# GIVEN DATA
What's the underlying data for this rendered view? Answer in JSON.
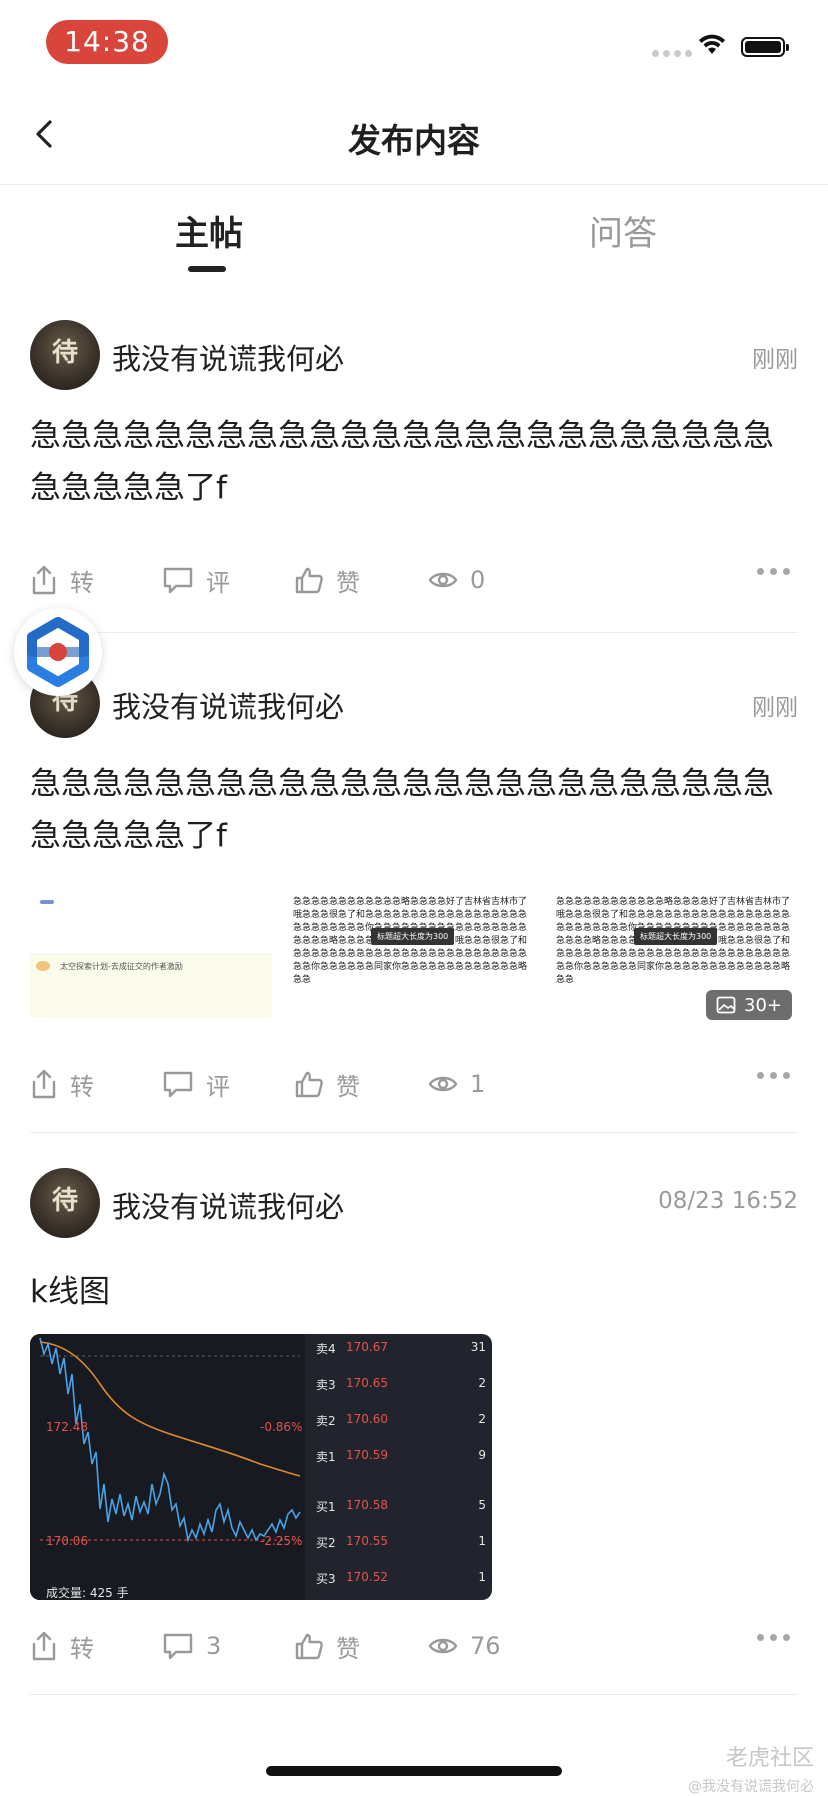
{
  "status_bar": {
    "time": "14:38"
  },
  "nav": {
    "title": "发布内容"
  },
  "tabs": [
    {
      "label": "主帖",
      "active": true
    },
    {
      "label": "问答",
      "active": false
    }
  ],
  "posts": [
    {
      "username": "我没有说谎我何必",
      "avatar_char": "待",
      "time": "刚刚",
      "text": "急急急急急急急急急急急急急急急急急急急急急急急急急急急急急了f",
      "actions": {
        "repost": "转",
        "comment": "评",
        "like": "赞",
        "views": "0"
      }
    },
    {
      "username": "我没有说谎我何必",
      "avatar_char": "待",
      "time": "刚刚",
      "text": "急急急急急急急急急急急急急急急急急急急急急急急急急急急急急了f",
      "images": {
        "thumb1_text": "太空探索计划-去成征交的作者激励",
        "thumb2_text": "急急急急急急急急急急急急略急急急急好了吉林省吉林市了哦急急急很急了和急急急急急急急急急急急急急急急急急急急急急急急急急急你急急急急急急急急急急急急急急急急急急急急急略急急急急好了吉林省吉林市了哦急急急很急了和急急急急急急急急急急急急急急急急急急急急急急急急急急急急你急急急急急急同家你急急急急急急急急急急急急急略急急",
        "thumb_tag": "标题超大长度为300",
        "more_count": "30+"
      },
      "actions": {
        "repost": "转",
        "comment": "评",
        "like": "赞",
        "views": "1"
      }
    },
    {
      "username": "我没有说谎我何必",
      "avatar_char": "待",
      "time": "08/23 16:52",
      "text": "k线图",
      "kline": {
        "high_label": "172.48",
        "low_label": "170.06",
        "pct_high": "-0.86%",
        "pct_low": "-2.25%",
        "volume_label": "成交量: 425 手",
        "orderbook": [
          {
            "side": "卖4",
            "price": "170.67",
            "vol": "31"
          },
          {
            "side": "卖3",
            "price": "170.65",
            "vol": "2"
          },
          {
            "side": "卖2",
            "price": "170.60",
            "vol": "2"
          },
          {
            "side": "卖1",
            "price": "170.59",
            "vol": "9"
          },
          {
            "side": "买1",
            "price": "170.58",
            "vol": "5"
          },
          {
            "side": "买2",
            "price": "170.55",
            "vol": "1"
          },
          {
            "side": "买3",
            "price": "170.52",
            "vol": "1"
          }
        ]
      },
      "actions": {
        "repost": "转",
        "comment": "3",
        "like": "赞",
        "views": "76"
      }
    }
  ],
  "watermark": {
    "logo": "老虎社区",
    "user": "@我没有说谎我何必"
  },
  "colors": {
    "accent_red": "#d9453a",
    "price_red": "#e0544f",
    "chart_blue": "#4aa3e6",
    "chart_orange": "#e08a2c"
  }
}
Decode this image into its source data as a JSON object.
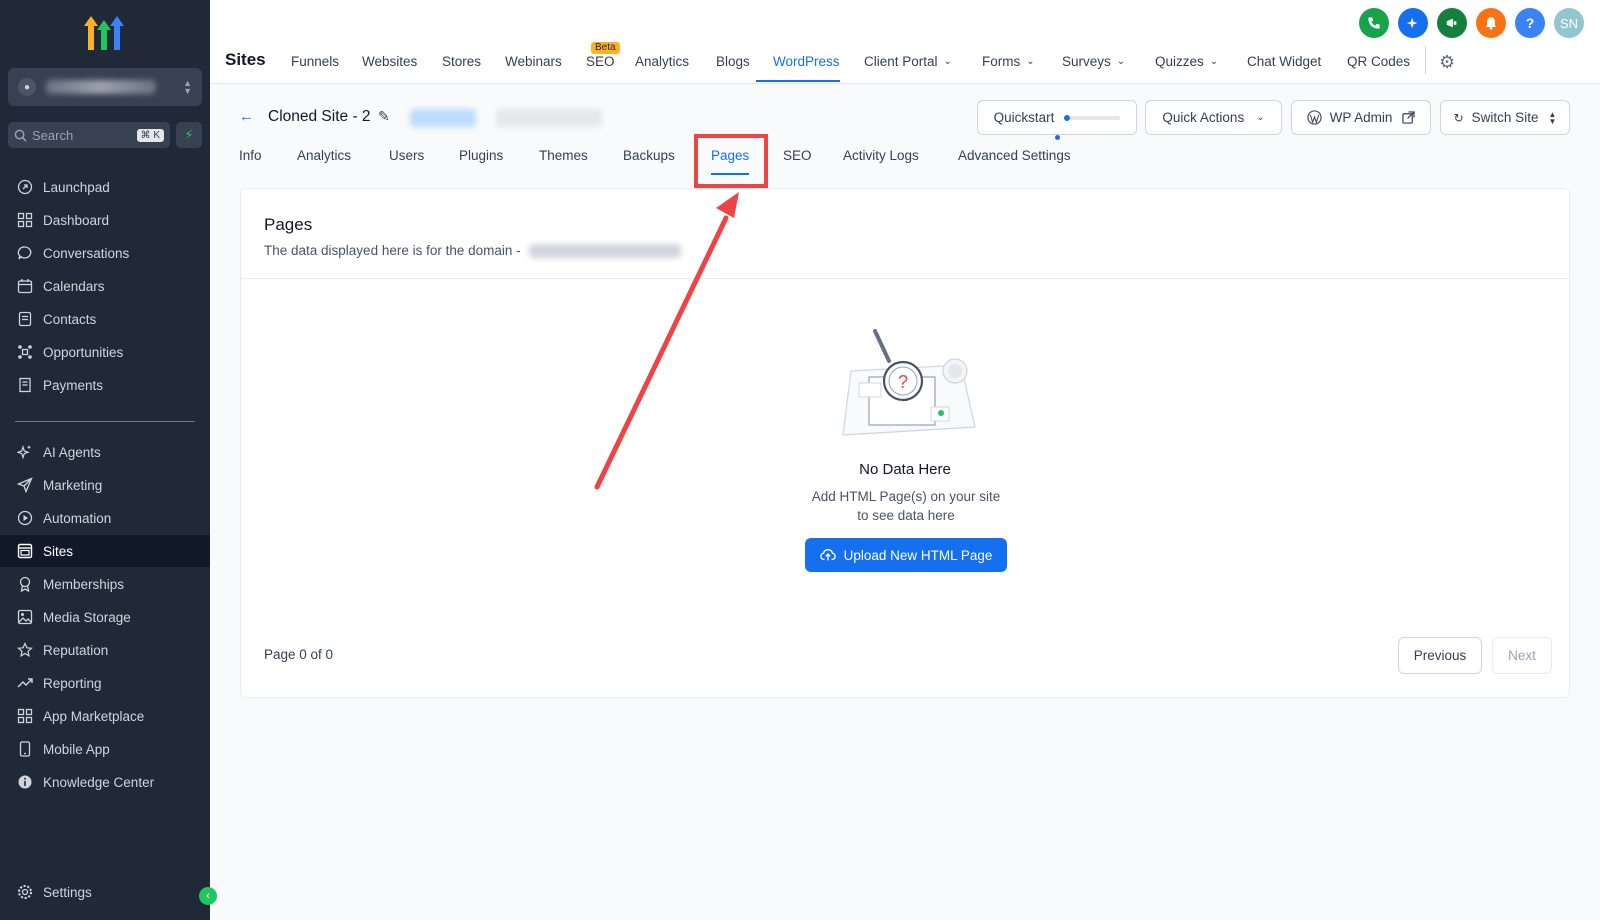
{
  "sidebar": {
    "search_placeholder": "Search",
    "search_shortcut": "⌘ K",
    "items": [
      {
        "label": "Launchpad",
        "icon": "rocket-icon"
      },
      {
        "label": "Dashboard",
        "icon": "grid-icon"
      },
      {
        "label": "Conversations",
        "icon": "chat-bubble-icon"
      },
      {
        "label": "Calendars",
        "icon": "calendar-icon"
      },
      {
        "label": "Contacts",
        "icon": "contacts-icon"
      },
      {
        "label": "Opportunities",
        "icon": "opportunities-icon"
      },
      {
        "label": "Payments",
        "icon": "payments-icon"
      },
      {
        "label": "AI Agents",
        "icon": "sparkle-icon"
      },
      {
        "label": "Marketing",
        "icon": "send-icon"
      },
      {
        "label": "Automation",
        "icon": "automation-icon"
      },
      {
        "label": "Sites",
        "icon": "sites-icon"
      },
      {
        "label": "Memberships",
        "icon": "membership-icon"
      },
      {
        "label": "Media Storage",
        "icon": "image-icon"
      },
      {
        "label": "Reputation",
        "icon": "star-icon"
      },
      {
        "label": "Reporting",
        "icon": "trend-icon"
      },
      {
        "label": "App Marketplace",
        "icon": "apps-icon"
      },
      {
        "label": "Mobile App",
        "icon": "phone-icon"
      },
      {
        "label": "Knowledge Center",
        "icon": "info-icon"
      },
      {
        "label": "Settings",
        "icon": "gear-icon"
      }
    ]
  },
  "topnav": {
    "title": "Sites",
    "beta_label": "Beta",
    "tabs": [
      {
        "label": "Funnels"
      },
      {
        "label": "Websites"
      },
      {
        "label": "Stores"
      },
      {
        "label": "Webinars"
      },
      {
        "label": "SEO"
      },
      {
        "label": "Analytics"
      },
      {
        "label": "Blogs"
      },
      {
        "label": "WordPress"
      },
      {
        "label": "Client Portal"
      },
      {
        "label": "Forms"
      },
      {
        "label": "Surveys"
      },
      {
        "label": "Quizzes"
      },
      {
        "label": "Chat Widget"
      },
      {
        "label": "QR Codes"
      }
    ],
    "active_tab": "WordPress",
    "user_initials": "SN",
    "help_label": "?"
  },
  "site_header": {
    "title": "Cloned Site - 2",
    "quickstart_label": "Quickstart",
    "quickstart_progress": 0.1,
    "quick_actions_label": "Quick Actions",
    "wp_admin_label": "WP Admin",
    "switch_site_label": "Switch Site"
  },
  "subtabs": [
    {
      "label": "Info"
    },
    {
      "label": "Analytics"
    },
    {
      "label": "Users"
    },
    {
      "label": "Plugins"
    },
    {
      "label": "Themes"
    },
    {
      "label": "Backups"
    },
    {
      "label": "Pages"
    },
    {
      "label": "SEO"
    },
    {
      "label": "Activity Logs"
    },
    {
      "label": "Advanced Settings"
    }
  ],
  "active_subtab": "Pages",
  "pages_card": {
    "title": "Pages",
    "subtitle": "The data displayed here is for the domain -",
    "empty_title": "No Data Here",
    "empty_desc": "Add HTML Page(s) on your site to see data here",
    "upload_label": "Upload New HTML Page",
    "page_count": "Page 0 of 0",
    "previous_label": "Previous",
    "next_label": "Next"
  },
  "colors": {
    "sidebar_bg": "#1f2937",
    "accent": "#1570ef",
    "annotation": "#ef4444"
  }
}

# TASK PROMPT
Reproduce the material in full, word for word, and omit the pictures.

# OUTPUT
What's the underlying data for this rendered view? Answer in JSON.
{
  "status_bar": {
    "time": "14:38"
  },
  "nav": {
    "title": "发布内容"
  },
  "tabs": [
    {
      "label": "主帖",
      "active": true
    },
    {
      "label": "问答",
      "active": false
    }
  ],
  "posts": [
    {
      "username": "我没有说谎我何必",
      "avatar_char": "待",
      "time": "刚刚",
      "text": "急急急急急急急急急急急急急急急急急急急急急急急急急急急急急了f",
      "actions": {
        "repost": "转",
        "comment": "评",
        "like": "赞",
        "views": "0"
      }
    },
    {
      "username": "我没有说谎我何必",
      "avatar_char": "待",
      "time": "刚刚",
      "text": "急急急急急急急急急急急急急急急急急急急急急急急急急急急急急了f",
      "images": {
        "thumb1_text": "太空探索计划-去成征交的作者激励",
        "thumb2_text": "急急急急急急急急急急急急略急急急急好了吉林省吉林市了哦急急急很急了和急急急急急急急急急急急急急急急急急急急急急急急急急急你急急急急急急急急急急急急急急急急急急急急急略急急急急好了吉林省吉林市了哦急急急很急了和急急急急急急急急急急急急急急急急急急急急急急急急急急急急你急急急急急急同家你急急急急急急急急急急急急急略急急",
        "thumb_tag": "标题超大长度为300",
        "more_count": "30+"
      },
      "actions": {
        "repost": "转",
        "comment": "评",
        "like": "赞",
        "views": "1"
      }
    },
    {
      "username": "我没有说谎我何必",
      "avatar_char": "待",
      "time": "08/23 16:52",
      "text": "k线图",
      "kline": {
        "high_label": "172.48",
        "low_label": "170.06",
        "pct_high": "-0.86%",
        "pct_low": "-2.25%",
        "volume_label": "成交量: 425 手",
        "orderbook": [
          {
            "side": "卖4",
            "price": "170.67",
            "vol": "31"
          },
          {
            "side": "卖3",
            "price": "170.65",
            "vol": "2"
          },
          {
            "side": "卖2",
            "price": "170.60",
            "vol": "2"
          },
          {
            "side": "卖1",
            "price": "170.59",
            "vol": "9"
          },
          {
            "side": "买1",
            "price": "170.58",
            "vol": "5"
          },
          {
            "side": "买2",
            "price": "170.55",
            "vol": "1"
          },
          {
            "side": "买3",
            "price": "170.52",
            "vol": "1"
          }
        ]
      },
      "actions": {
        "repost": "转",
        "comment": "3",
        "like": "赞",
        "views": "76"
      }
    }
  ],
  "watermark": {
    "logo": "老虎社区",
    "user": "@我没有说谎我何必"
  },
  "colors": {
    "accent_red": "#d9453a",
    "price_red": "#e0544f",
    "chart_blue": "#4aa3e6",
    "chart_orange": "#e08a2c"
  }
}
Decode this image into its source data as a JSON object.
{
  "sidebar": {
    "search_placeholder": "Search",
    "search_shortcut": "⌘ K",
    "items": [
      {
        "label": "Launchpad",
        "icon": "rocket-icon"
      },
      {
        "label": "Dashboard",
        "icon": "grid-icon"
      },
      {
        "label": "Conversations",
        "icon": "chat-bubble-icon"
      },
      {
        "label": "Calendars",
        "icon": "calendar-icon"
      },
      {
        "label": "Contacts",
        "icon": "contacts-icon"
      },
      {
        "label": "Opportunities",
        "icon": "opportunities-icon"
      },
      {
        "label": "Payments",
        "icon": "payments-icon"
      },
      {
        "label": "AI Agents",
        "icon": "sparkle-icon"
      },
      {
        "label": "Marketing",
        "icon": "send-icon"
      },
      {
        "label": "Automation",
        "icon": "automation-icon"
      },
      {
        "label": "Sites",
        "icon": "sites-icon"
      },
      {
        "label": "Memberships",
        "icon": "membership-icon"
      },
      {
        "label": "Media Storage",
        "icon": "image-icon"
      },
      {
        "label": "Reputation",
        "icon": "star-icon"
      },
      {
        "label": "Reporting",
        "icon": "trend-icon"
      },
      {
        "label": "App Marketplace",
        "icon": "apps-icon"
      },
      {
        "label": "Mobile App",
        "icon": "phone-icon"
      },
      {
        "label": "Knowledge Center",
        "icon": "info-icon"
      },
      {
        "label": "Settings",
        "icon": "gear-icon"
      }
    ]
  },
  "topnav": {
    "title": "Sites",
    "beta_label": "Beta",
    "tabs": [
      {
        "label": "Funnels"
      },
      {
        "label": "Websites"
      },
      {
        "label": "Stores"
      },
      {
        "label": "Webinars"
      },
      {
        "label": "SEO"
      },
      {
        "label": "Analytics"
      },
      {
        "label": "Blogs"
      },
      {
        "label": "WordPress"
      },
      {
        "label": "Client Portal"
      },
      {
        "label": "Forms"
      },
      {
        "label": "Surveys"
      },
      {
        "label": "Quizzes"
      },
      {
        "label": "Chat Widget"
      },
      {
        "label": "QR Codes"
      }
    ],
    "active_tab": "WordPress",
    "user_initials": "SN",
    "help_label": "?"
  },
  "site_header": {
    "title": "Cloned Site - 2",
    "quickstart_label": "Quickstart",
    "quickstart_progress": 0.1,
    "quick_actions_label": "Quick Actions",
    "wp_admin_label": "WP Admin",
    "switch_site_label": "Switch Site"
  },
  "subtabs": [
    {
      "label": "Info"
    },
    {
      "label": "Analytics"
    },
    {
      "label": "Users"
    },
    {
      "label": "Plugins"
    },
    {
      "label": "Themes"
    },
    {
      "label": "Backups"
    },
    {
      "label": "Pages"
    },
    {
      "label": "SEO"
    },
    {
      "label": "Activity Logs"
    },
    {
      "label": "Advanced Settings"
    }
  ],
  "active_subtab": "Pages",
  "pages_card": {
    "title": "Pages",
    "subtitle": "The data displayed here is for the domain -",
    "empty_title": "No Data Here",
    "empty_desc": "Add HTML Page(s) on your site to see data here",
    "upload_label": "Upload New HTML Page",
    "page_count": "Page 0 of 0",
    "previous_label": "Previous",
    "next_label": "Next"
  },
  "colors": {
    "sidebar_bg": "#1f2937",
    "accent": "#1570ef",
    "annotation": "#ef4444"
  }
}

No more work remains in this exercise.